- _Aim of the exercise_:
Omit all pictures and give the records below again exactly as written.

- _Supplied material_:

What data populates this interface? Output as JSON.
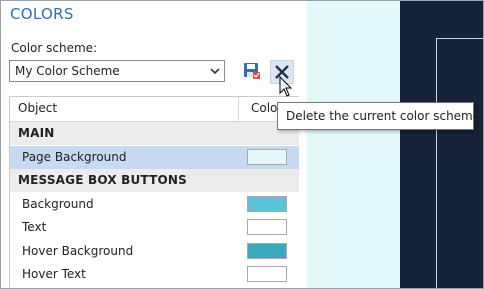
{
  "panel": {
    "title": "COLORS"
  },
  "scheme": {
    "label": "Color scheme:",
    "selected": "My Color Scheme"
  },
  "table": {
    "columns": [
      "Object",
      "Color"
    ],
    "rows": [
      {
        "type": "group",
        "label": "MAIN"
      },
      {
        "type": "item",
        "label": "Page Background",
        "color": "#e4f8fa",
        "selected": true
      },
      {
        "type": "group",
        "label": "MESSAGE BOX BUTTONS"
      },
      {
        "type": "item",
        "label": "Background",
        "color": "#5bc3d6"
      },
      {
        "type": "item",
        "label": "Text",
        "color": "#ffffff"
      },
      {
        "type": "item",
        "label": "Hover Background",
        "color": "#3aa8bd"
      },
      {
        "type": "item",
        "label": "Hover Text",
        "color": "#ffffff"
      }
    ]
  },
  "tooltip": {
    "text": "Delete the current color scheme"
  },
  "preview": {
    "background": "#e3f8f9",
    "dark": "#15223a"
  }
}
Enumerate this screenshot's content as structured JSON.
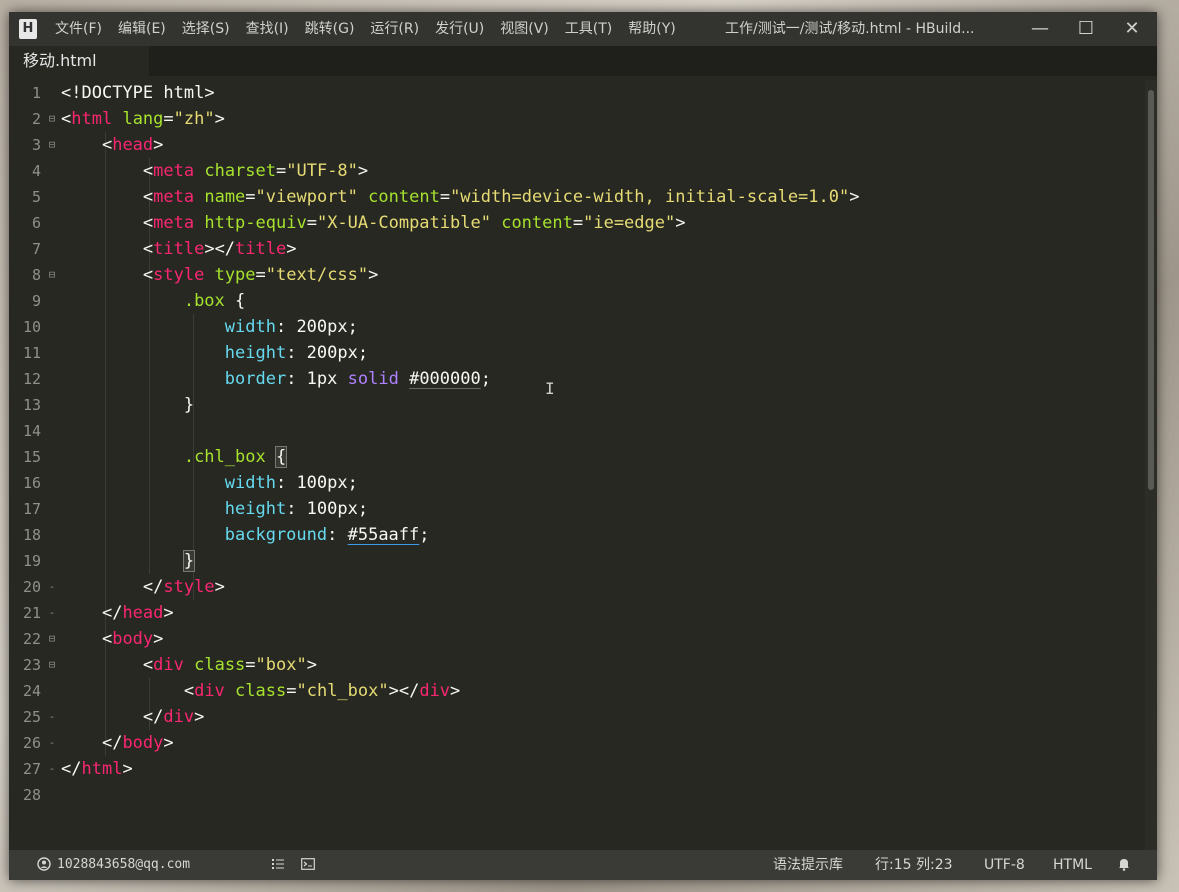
{
  "titlebar": {
    "logo": "H",
    "menu": [
      "文件(F)",
      "编辑(E)",
      "选择(S)",
      "查找(I)",
      "跳转(G)",
      "运行(R)",
      "发行(U)",
      "视图(V)",
      "工具(T)",
      "帮助(Y)"
    ],
    "window_title": "工作/测试一/测试/移动.html - HBuild...",
    "minimize": "—",
    "maximize": "☐",
    "close": "✕"
  },
  "tab": {
    "label": "移动.html"
  },
  "editor": {
    "lines": [
      {
        "n": "1",
        "fold": ""
      },
      {
        "n": "2",
        "fold": "⊟"
      },
      {
        "n": "3",
        "fold": "⊟"
      },
      {
        "n": "4",
        "fold": ""
      },
      {
        "n": "5",
        "fold": ""
      },
      {
        "n": "6",
        "fold": ""
      },
      {
        "n": "7",
        "fold": ""
      },
      {
        "n": "8",
        "fold": "⊟"
      },
      {
        "n": "9",
        "fold": ""
      },
      {
        "n": "10",
        "fold": ""
      },
      {
        "n": "11",
        "fold": ""
      },
      {
        "n": "12",
        "fold": ""
      },
      {
        "n": "13",
        "fold": ""
      },
      {
        "n": "14",
        "fold": ""
      },
      {
        "n": "15",
        "fold": ""
      },
      {
        "n": "16",
        "fold": ""
      },
      {
        "n": "17",
        "fold": ""
      },
      {
        "n": "18",
        "fold": ""
      },
      {
        "n": "19",
        "fold": ""
      },
      {
        "n": "20",
        "fold": "-"
      },
      {
        "n": "21",
        "fold": "-"
      },
      {
        "n": "22",
        "fold": "⊟"
      },
      {
        "n": "23",
        "fold": "⊟"
      },
      {
        "n": "24",
        "fold": ""
      },
      {
        "n": "25",
        "fold": "-"
      },
      {
        "n": "26",
        "fold": "-"
      },
      {
        "n": "27",
        "fold": "-"
      },
      {
        "n": "28",
        "fold": ""
      }
    ]
  },
  "statusbar": {
    "user_icon": "user-icon",
    "account": "1028843658@qq.com",
    "outline_icon": "list-icon",
    "terminal_icon": "terminal-icon",
    "syntax_lib": "语法提示库",
    "position": "行:15  列:23",
    "encoding": "UTF-8",
    "language": "HTML",
    "bell_icon": "bell-icon"
  },
  "colors": {
    "background": "#272822",
    "tag": "#f92672",
    "attr": "#a6e22e",
    "string": "#e6db74",
    "property": "#66d9ef",
    "keyword": "#ae81ff"
  }
}
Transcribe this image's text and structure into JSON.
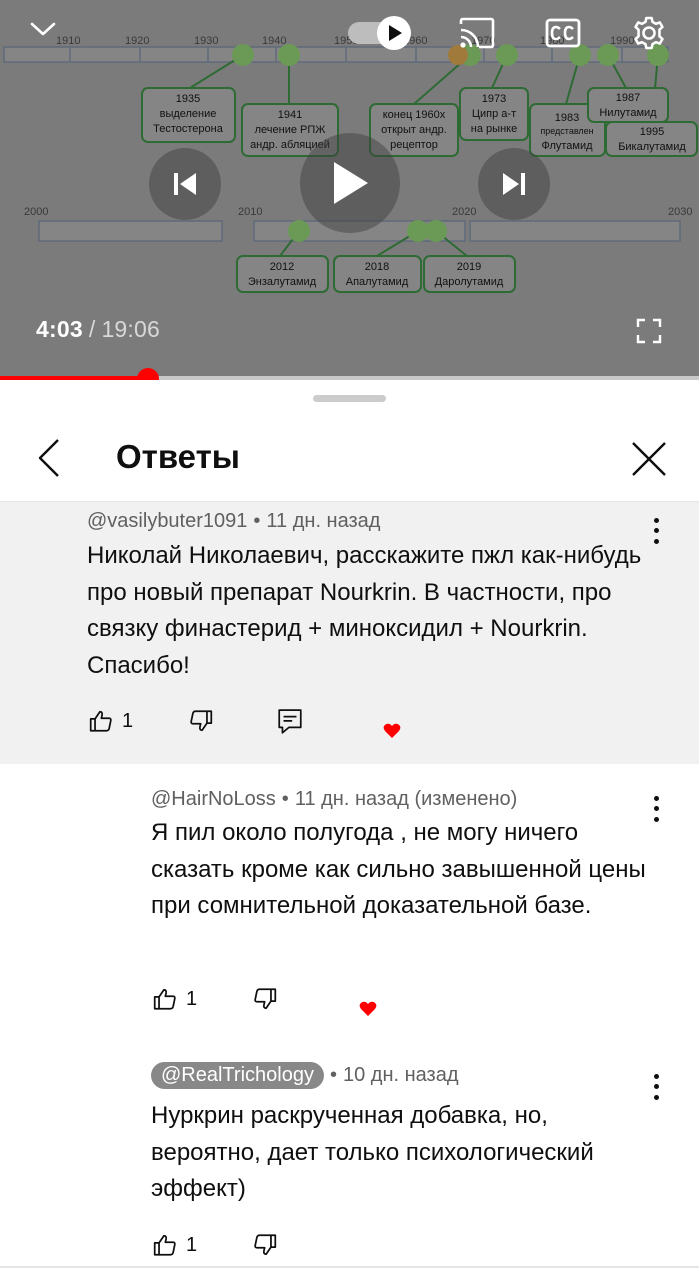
{
  "player": {
    "current_time": "4:03",
    "separator": "/",
    "duration": "19:06",
    "progress": 0.212,
    "icons": {
      "collapse": "chevron-down-icon",
      "autoplay": "autoplay-toggle-icon",
      "cast": "cast-icon",
      "captions": "captions-icon",
      "settings": "gear-icon",
      "previous": "skip-previous-icon",
      "play": "play-icon",
      "next": "skip-next-icon",
      "fullscreen": "fullscreen-icon"
    },
    "slide": {
      "timeline1_ticks": [
        "1910",
        "1920",
        "1930",
        "1940",
        "1950",
        "1960",
        "1970",
        "1980",
        "1990"
      ],
      "timeline2_ticks": [
        "2000",
        "2010",
        "2020",
        "2030"
      ],
      "events": [
        {
          "year": "1935",
          "text1": "выделение",
          "text2": "Тестостерона"
        },
        {
          "year": "1941",
          "text1": "лечение РПЖ",
          "text2": "андр. абляцией"
        },
        {
          "year": "конец 1960х",
          "text1": "открыт андр.",
          "text2": "рецептор"
        },
        {
          "year": "1973",
          "text1": "Ципр а-т",
          "text2": "на рынке"
        },
        {
          "year": "1983",
          "text1": "представлен",
          "text2": "Флутамид"
        },
        {
          "year": "1987",
          "text1": "Нилутамид",
          "text2": ""
        },
        {
          "year": "1995",
          "text1": "Бикалутамид",
          "text2": ""
        },
        {
          "year": "2012",
          "text1": "Энзалутамид",
          "text2": ""
        },
        {
          "year": "2018",
          "text1": "Апалутамид",
          "text2": ""
        },
        {
          "year": "2019",
          "text1": "Даролутамид",
          "text2": ""
        }
      ]
    }
  },
  "sheet": {
    "title": "Ответы",
    "back_icon": "chevron-left-icon",
    "close_icon": "close-icon"
  },
  "comments": [
    {
      "author": "@vasilybuter1091",
      "time": "11 дн. назад",
      "edited": "",
      "body": "Николай Николаевич, расскажите пжл как-нибудь про новый препарат Nourkrin. В частности, про связку финастерид + миноксидил +  Nourkrin. Спасибо!",
      "likes": "1",
      "creator_heart": true,
      "has_reply_button": true
    },
    {
      "author": "@HairNoLoss",
      "time": "11 дн. назад",
      "edited": "(изменено)",
      "body": "Я пил около полугода , не могу ничего сказать кроме как сильно завышенной цены при сомнительной доказательной базе.",
      "likes": "1",
      "creator_heart": true,
      "has_reply_button": false
    },
    {
      "author": "@RealTrichology",
      "time": "10 дн. назад",
      "edited": "",
      "body": "Нуркрин раскрученная добавка, но, вероятно, дает только психологический эффект)",
      "likes": "1",
      "creator_heart": false,
      "has_reply_button": false
    }
  ],
  "colors": {
    "accent": "#ff0000",
    "overlay": "#7b7b7b",
    "comment_highlight": "#f1f1f1",
    "meta_text": "#606060",
    "slide_green": "#2e7d32",
    "slide_dot": "#6aa84f"
  }
}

- _Finished task_:
What data populates this interface? Output as JSON.
{
  "panel": {
    "title": "COLORS"
  },
  "scheme": {
    "label": "Color scheme:",
    "selected": "My Color Scheme"
  },
  "table": {
    "columns": [
      "Object",
      "Color"
    ],
    "rows": [
      {
        "type": "group",
        "label": "MAIN"
      },
      {
        "type": "item",
        "label": "Page Background",
        "color": "#e4f8fa",
        "selected": true
      },
      {
        "type": "group",
        "label": "MESSAGE BOX BUTTONS"
      },
      {
        "type": "item",
        "label": "Background",
        "color": "#5bc3d6"
      },
      {
        "type": "item",
        "label": "Text",
        "color": "#ffffff"
      },
      {
        "type": "item",
        "label": "Hover Background",
        "color": "#3aa8bd"
      },
      {
        "type": "item",
        "label": "Hover Text",
        "color": "#ffffff"
      }
    ]
  },
  "tooltip": {
    "text": "Delete the current color scheme"
  },
  "preview": {
    "background": "#e3f8f9",
    "dark": "#15223a"
  }
}
Enumerate this screenshot's content as structured JSON.
{
  "titlebar": {
    "logo": "H",
    "menu": [
      "文件(F)",
      "编辑(E)",
      "选择(S)",
      "查找(I)",
      "跳转(G)",
      "运行(R)",
      "发行(U)",
      "视图(V)",
      "工具(T)",
      "帮助(Y)"
    ],
    "window_title": "工作/测试一/测试/移动.html - HBuild...",
    "minimize": "—",
    "maximize": "☐",
    "close": "✕"
  },
  "tab": {
    "label": "移动.html"
  },
  "editor": {
    "lines": [
      {
        "n": "1",
        "fold": ""
      },
      {
        "n": "2",
        "fold": "⊟"
      },
      {
        "n": "3",
        "fold": "⊟"
      },
      {
        "n": "4",
        "fold": ""
      },
      {
        "n": "5",
        "fold": ""
      },
      {
        "n": "6",
        "fold": ""
      },
      {
        "n": "7",
        "fold": ""
      },
      {
        "n": "8",
        "fold": "⊟"
      },
      {
        "n": "9",
        "fold": ""
      },
      {
        "n": "10",
        "fold": ""
      },
      {
        "n": "11",
        "fold": ""
      },
      {
        "n": "12",
        "fold": ""
      },
      {
        "n": "13",
        "fold": ""
      },
      {
        "n": "14",
        "fold": ""
      },
      {
        "n": "15",
        "fold": ""
      },
      {
        "n": "16",
        "fold": ""
      },
      {
        "n": "17",
        "fold": ""
      },
      {
        "n": "18",
        "fold": ""
      },
      {
        "n": "19",
        "fold": ""
      },
      {
        "n": "20",
        "fold": "-"
      },
      {
        "n": "21",
        "fold": "-"
      },
      {
        "n": "22",
        "fold": "⊟"
      },
      {
        "n": "23",
        "fold": "⊟"
      },
      {
        "n": "24",
        "fold": ""
      },
      {
        "n": "25",
        "fold": "-"
      },
      {
        "n": "26",
        "fold": "-"
      },
      {
        "n": "27",
        "fold": "-"
      },
      {
        "n": "28",
        "fold": ""
      }
    ]
  },
  "statusbar": {
    "user_icon": "user-icon",
    "account": "1028843658@qq.com",
    "outline_icon": "list-icon",
    "terminal_icon": "terminal-icon",
    "syntax_lib": "语法提示库",
    "position": "行:15  列:23",
    "encoding": "UTF-8",
    "language": "HTML",
    "bell_icon": "bell-icon"
  },
  "colors": {
    "background": "#272822",
    "tag": "#f92672",
    "attr": "#a6e22e",
    "string": "#e6db74",
    "property": "#66d9ef",
    "keyword": "#ae81ff"
  }
}
Transcribe this image's text and structure into JSON.
{
  "player": {
    "current_time": "4:03",
    "separator": "/",
    "duration": "19:06",
    "progress": 0.212,
    "icons": {
      "collapse": "chevron-down-icon",
      "autoplay": "autoplay-toggle-icon",
      "cast": "cast-icon",
      "captions": "captions-icon",
      "settings": "gear-icon",
      "previous": "skip-previous-icon",
      "play": "play-icon",
      "next": "skip-next-icon",
      "fullscreen": "fullscreen-icon"
    },
    "slide": {
      "timeline1_ticks": [
        "1910",
        "1920",
        "1930",
        "1940",
        "1950",
        "1960",
        "1970",
        "1980",
        "1990"
      ],
      "timeline2_ticks": [
        "2000",
        "2010",
        "2020",
        "2030"
      ],
      "events": [
        {
          "year": "1935",
          "text1": "выделение",
          "text2": "Тестостерона"
        },
        {
          "year": "1941",
          "text1": "лечение РПЖ",
          "text2": "андр. абляцией"
        },
        {
          "year": "конец 1960х",
          "text1": "открыт андр.",
          "text2": "рецептор"
        },
        {
          "year": "1973",
          "text1": "Ципр а-т",
          "text2": "на рынке"
        },
        {
          "year": "1983",
          "text1": "представлен",
          "text2": "Флутамид"
        },
        {
          "year": "1987",
          "text1": "Нилутамид",
          "text2": ""
        },
        {
          "year": "1995",
          "text1": "Бикалутамид",
          "text2": ""
        },
        {
          "year": "2012",
          "text1": "Энзалутамид",
          "text2": ""
        },
        {
          "year": "2018",
          "text1": "Апалутамид",
          "text2": ""
        },
        {
          "year": "2019",
          "text1": "Даролутамид",
          "text2": ""
        }
      ]
    }
  },
  "sheet": {
    "title": "Ответы",
    "back_icon": "chevron-left-icon",
    "close_icon": "close-icon"
  },
  "comments": [
    {
      "author": "@vasilybuter1091",
      "time": "11 дн. назад",
      "edited": "",
      "body": "Николай Николаевич, расскажите пжл как-нибудь про новый препарат Nourkrin. В частности, про связку финастерид + миноксидил +  Nourkrin. Спасибо!",
      "likes": "1",
      "creator_heart": true,
      "has_reply_button": true
    },
    {
      "author": "@HairNoLoss",
      "time": "11 дн. назад",
      "edited": "(изменено)",
      "body": "Я пил около полугода , не могу ничего сказать кроме как сильно завышенной цены при сомнительной доказательной базе.",
      "likes": "1",
      "creator_heart": true,
      "has_reply_button": false
    },
    {
      "author": "@RealTrichology",
      "time": "10 дн. назад",
      "edited": "",
      "body": "Нуркрин раскрученная добавка, но, вероятно, дает только психологический эффект)",
      "likes": "1",
      "creator_heart": false,
      "has_reply_button": false
    }
  ],
  "colors": {
    "accent": "#ff0000",
    "overlay": "#7b7b7b",
    "comment_highlight": "#f1f1f1",
    "meta_text": "#606060",
    "slide_green": "#2e7d32",
    "slide_dot": "#6aa84f"
  }
}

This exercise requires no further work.